--- What you will do ---
Quote the full listing word for word.

== Data supplied ==

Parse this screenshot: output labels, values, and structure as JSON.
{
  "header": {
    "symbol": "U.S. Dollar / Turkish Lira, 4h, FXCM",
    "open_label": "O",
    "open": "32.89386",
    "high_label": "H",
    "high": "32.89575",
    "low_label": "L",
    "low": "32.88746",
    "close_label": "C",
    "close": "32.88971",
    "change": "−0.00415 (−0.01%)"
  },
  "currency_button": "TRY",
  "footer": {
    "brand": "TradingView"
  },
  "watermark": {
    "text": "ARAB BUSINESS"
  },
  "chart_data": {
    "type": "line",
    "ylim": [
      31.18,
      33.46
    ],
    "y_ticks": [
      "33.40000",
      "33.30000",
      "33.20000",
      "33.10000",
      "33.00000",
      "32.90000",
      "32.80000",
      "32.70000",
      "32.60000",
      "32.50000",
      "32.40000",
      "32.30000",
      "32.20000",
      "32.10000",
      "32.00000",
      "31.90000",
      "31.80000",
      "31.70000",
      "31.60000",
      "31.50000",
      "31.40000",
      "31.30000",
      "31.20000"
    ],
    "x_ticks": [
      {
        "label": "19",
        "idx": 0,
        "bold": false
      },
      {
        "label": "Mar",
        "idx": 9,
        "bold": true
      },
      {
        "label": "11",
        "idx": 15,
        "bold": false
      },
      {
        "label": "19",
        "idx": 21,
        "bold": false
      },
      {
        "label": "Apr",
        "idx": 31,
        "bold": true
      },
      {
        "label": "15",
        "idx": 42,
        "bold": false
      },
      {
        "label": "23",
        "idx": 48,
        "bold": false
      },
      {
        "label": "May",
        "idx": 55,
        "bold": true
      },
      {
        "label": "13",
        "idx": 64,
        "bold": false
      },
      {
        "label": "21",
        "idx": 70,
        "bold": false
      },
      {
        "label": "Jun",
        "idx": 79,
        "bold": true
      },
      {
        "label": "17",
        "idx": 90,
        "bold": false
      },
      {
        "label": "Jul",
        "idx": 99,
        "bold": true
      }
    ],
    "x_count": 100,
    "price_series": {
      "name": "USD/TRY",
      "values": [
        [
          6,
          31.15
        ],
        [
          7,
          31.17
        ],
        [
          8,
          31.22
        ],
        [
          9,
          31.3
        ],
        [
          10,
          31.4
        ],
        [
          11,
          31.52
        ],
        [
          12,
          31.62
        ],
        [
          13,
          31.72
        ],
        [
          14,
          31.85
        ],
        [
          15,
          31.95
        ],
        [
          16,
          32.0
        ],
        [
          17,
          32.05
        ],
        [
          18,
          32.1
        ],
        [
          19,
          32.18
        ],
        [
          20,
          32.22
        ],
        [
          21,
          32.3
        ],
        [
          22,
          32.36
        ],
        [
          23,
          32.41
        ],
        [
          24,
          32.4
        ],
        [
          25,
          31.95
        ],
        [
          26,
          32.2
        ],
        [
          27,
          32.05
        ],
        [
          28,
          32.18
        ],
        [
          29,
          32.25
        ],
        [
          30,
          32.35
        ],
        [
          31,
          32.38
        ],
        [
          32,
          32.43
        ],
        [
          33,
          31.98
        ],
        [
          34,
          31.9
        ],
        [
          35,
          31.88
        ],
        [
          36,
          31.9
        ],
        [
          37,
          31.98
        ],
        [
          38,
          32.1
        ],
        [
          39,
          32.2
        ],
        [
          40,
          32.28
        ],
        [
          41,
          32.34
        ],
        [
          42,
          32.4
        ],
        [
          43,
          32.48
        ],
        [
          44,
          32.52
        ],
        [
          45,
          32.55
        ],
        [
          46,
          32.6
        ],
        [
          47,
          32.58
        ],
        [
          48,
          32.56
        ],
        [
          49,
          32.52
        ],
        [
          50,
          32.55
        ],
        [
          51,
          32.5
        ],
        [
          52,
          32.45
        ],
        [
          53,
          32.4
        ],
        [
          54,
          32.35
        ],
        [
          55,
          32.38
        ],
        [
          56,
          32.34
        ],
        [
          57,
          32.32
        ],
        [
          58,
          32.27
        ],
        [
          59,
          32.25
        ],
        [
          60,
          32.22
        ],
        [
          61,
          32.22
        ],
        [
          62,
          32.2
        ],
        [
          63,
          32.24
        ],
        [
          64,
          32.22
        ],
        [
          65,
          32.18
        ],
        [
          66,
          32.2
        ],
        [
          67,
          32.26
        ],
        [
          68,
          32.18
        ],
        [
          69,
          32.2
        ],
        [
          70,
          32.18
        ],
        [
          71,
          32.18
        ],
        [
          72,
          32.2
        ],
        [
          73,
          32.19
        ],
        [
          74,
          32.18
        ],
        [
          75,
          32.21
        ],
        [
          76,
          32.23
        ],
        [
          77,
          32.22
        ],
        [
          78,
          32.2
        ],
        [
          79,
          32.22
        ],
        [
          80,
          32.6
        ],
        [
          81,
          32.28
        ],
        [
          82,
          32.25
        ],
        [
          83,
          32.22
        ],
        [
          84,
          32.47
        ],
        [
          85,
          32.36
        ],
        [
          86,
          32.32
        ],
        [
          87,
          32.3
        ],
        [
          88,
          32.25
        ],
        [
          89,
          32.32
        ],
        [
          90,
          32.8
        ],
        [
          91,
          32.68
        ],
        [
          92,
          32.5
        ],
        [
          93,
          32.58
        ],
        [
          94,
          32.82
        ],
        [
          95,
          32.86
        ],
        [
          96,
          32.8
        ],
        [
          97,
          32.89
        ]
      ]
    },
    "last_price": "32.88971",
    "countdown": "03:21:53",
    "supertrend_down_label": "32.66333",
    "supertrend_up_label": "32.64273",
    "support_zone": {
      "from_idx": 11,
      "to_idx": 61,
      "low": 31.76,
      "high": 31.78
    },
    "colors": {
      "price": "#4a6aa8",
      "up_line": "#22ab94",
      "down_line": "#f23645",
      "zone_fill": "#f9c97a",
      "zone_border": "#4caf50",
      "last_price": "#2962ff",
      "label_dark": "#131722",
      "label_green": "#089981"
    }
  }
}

===

--- Task response ---
Parse this screenshot: output labels, values, and structure as JSON.
{
  "header": {
    "symbol": "U.S. Dollar / Turkish Lira, 4h, FXCM",
    "open_label": "O",
    "open": "32.89386",
    "high_label": "H",
    "high": "32.89575",
    "low_label": "L",
    "low": "32.88746",
    "close_label": "C",
    "close": "32.88971",
    "change": "−0.00415 (−0.01%)"
  },
  "currency_button": "TRY",
  "footer": {
    "brand": "TradingView"
  },
  "watermark": {
    "text": "ARAB BUSINESS"
  },
  "chart_data": {
    "type": "line",
    "ylim": [
      31.18,
      33.46
    ],
    "y_ticks": [
      "33.40000",
      "33.30000",
      "33.20000",
      "33.10000",
      "33.00000",
      "32.90000",
      "32.80000",
      "32.70000",
      "32.60000",
      "32.50000",
      "32.40000",
      "32.30000",
      "32.20000",
      "32.10000",
      "32.00000",
      "31.90000",
      "31.80000",
      "31.70000",
      "31.60000",
      "31.50000",
      "31.40000",
      "31.30000",
      "31.20000"
    ],
    "x_ticks": [
      {
        "label": "19",
        "idx": 0,
        "bold": false
      },
      {
        "label": "Mar",
        "idx": 9,
        "bold": true
      },
      {
        "label": "11",
        "idx": 15,
        "bold": false
      },
      {
        "label": "19",
        "idx": 21,
        "bold": false
      },
      {
        "label": "Apr",
        "idx": 31,
        "bold": true
      },
      {
        "label": "15",
        "idx": 42,
        "bold": false
      },
      {
        "label": "23",
        "idx": 48,
        "bold": false
      },
      {
        "label": "May",
        "idx": 55,
        "bold": true
      },
      {
        "label": "13",
        "idx": 64,
        "bold": false
      },
      {
        "label": "21",
        "idx": 70,
        "bold": false
      },
      {
        "label": "Jun",
        "idx": 79,
        "bold": true
      },
      {
        "label": "17",
        "idx": 90,
        "bold": false
      },
      {
        "label": "Jul",
        "idx": 99,
        "bold": true
      }
    ],
    "x_count": 100,
    "price_series": {
      "name": "USD/TRY",
      "values": [
        [
          6,
          31.15
        ],
        [
          7,
          31.17
        ],
        [
          8,
          31.22
        ],
        [
          9,
          31.3
        ],
        [
          10,
          31.4
        ],
        [
          11,
          31.52
        ],
        [
          12,
          31.62
        ],
        [
          13,
          31.72
        ],
        [
          14,
          31.85
        ],
        [
          15,
          31.95
        ],
        [
          16,
          32.0
        ],
        [
          17,
          32.05
        ],
        [
          18,
          32.1
        ],
        [
          19,
          32.18
        ],
        [
          20,
          32.22
        ],
        [
          21,
          32.3
        ],
        [
          22,
          32.36
        ],
        [
          23,
          32.41
        ],
        [
          24,
          32.4
        ],
        [
          25,
          31.95
        ],
        [
          26,
          32.2
        ],
        [
          27,
          32.05
        ],
        [
          28,
          32.18
        ],
        [
          29,
          32.25
        ],
        [
          30,
          32.35
        ],
        [
          31,
          32.38
        ],
        [
          32,
          32.43
        ],
        [
          33,
          31.98
        ],
        [
          34,
          31.9
        ],
        [
          35,
          31.88
        ],
        [
          36,
          31.9
        ],
        [
          37,
          31.98
        ],
        [
          38,
          32.1
        ],
        [
          39,
          32.2
        ],
        [
          40,
          32.28
        ],
        [
          41,
          32.34
        ],
        [
          42,
          32.4
        ],
        [
          43,
          32.48
        ],
        [
          44,
          32.52
        ],
        [
          45,
          32.55
        ],
        [
          46,
          32.6
        ],
        [
          47,
          32.58
        ],
        [
          48,
          32.56
        ],
        [
          49,
          32.52
        ],
        [
          50,
          32.55
        ],
        [
          51,
          32.5
        ],
        [
          52,
          32.45
        ],
        [
          53,
          32.4
        ],
        [
          54,
          32.35
        ],
        [
          55,
          32.38
        ],
        [
          56,
          32.34
        ],
        [
          57,
          32.32
        ],
        [
          58,
          32.27
        ],
        [
          59,
          32.25
        ],
        [
          60,
          32.22
        ],
        [
          61,
          32.22
        ],
        [
          62,
          32.2
        ],
        [
          63,
          32.24
        ],
        [
          64,
          32.22
        ],
        [
          65,
          32.18
        ],
        [
          66,
          32.2
        ],
        [
          67,
          32.26
        ],
        [
          68,
          32.18
        ],
        [
          69,
          32.2
        ],
        [
          70,
          32.18
        ],
        [
          71,
          32.18
        ],
        [
          72,
          32.2
        ],
        [
          73,
          32.19
        ],
        [
          74,
          32.18
        ],
        [
          75,
          32.21
        ],
        [
          76,
          32.23
        ],
        [
          77,
          32.22
        ],
        [
          78,
          32.2
        ],
        [
          79,
          32.22
        ],
        [
          80,
          32.6
        ],
        [
          81,
          32.28
        ],
        [
          82,
          32.25
        ],
        [
          83,
          32.22
        ],
        [
          84,
          32.47
        ],
        [
          85,
          32.36
        ],
        [
          86,
          32.32
        ],
        [
          87,
          32.3
        ],
        [
          88,
          32.25
        ],
        [
          89,
          32.32
        ],
        [
          90,
          32.8
        ],
        [
          91,
          32.68
        ],
        [
          92,
          32.5
        ],
        [
          93,
          32.58
        ],
        [
          94,
          32.82
        ],
        [
          95,
          32.86
        ],
        [
          96,
          32.8
        ],
        [
          97,
          32.89
        ]
      ]
    },
    "last_price": "32.88971",
    "countdown": "03:21:53",
    "supertrend_down_label": "32.66333",
    "supertrend_up_label": "32.64273",
    "support_zone": {
      "from_idx": 11,
      "to_idx": 61,
      "low": 31.76,
      "high": 31.78
    },
    "colors": {
      "price": "#4a6aa8",
      "up_line": "#22ab94",
      "down_line": "#f23645",
      "zone_fill": "#f9c97a",
      "zone_border": "#4caf50",
      "last_price": "#2962ff",
      "label_dark": "#131722",
      "label_green": "#089981"
    }
  }
}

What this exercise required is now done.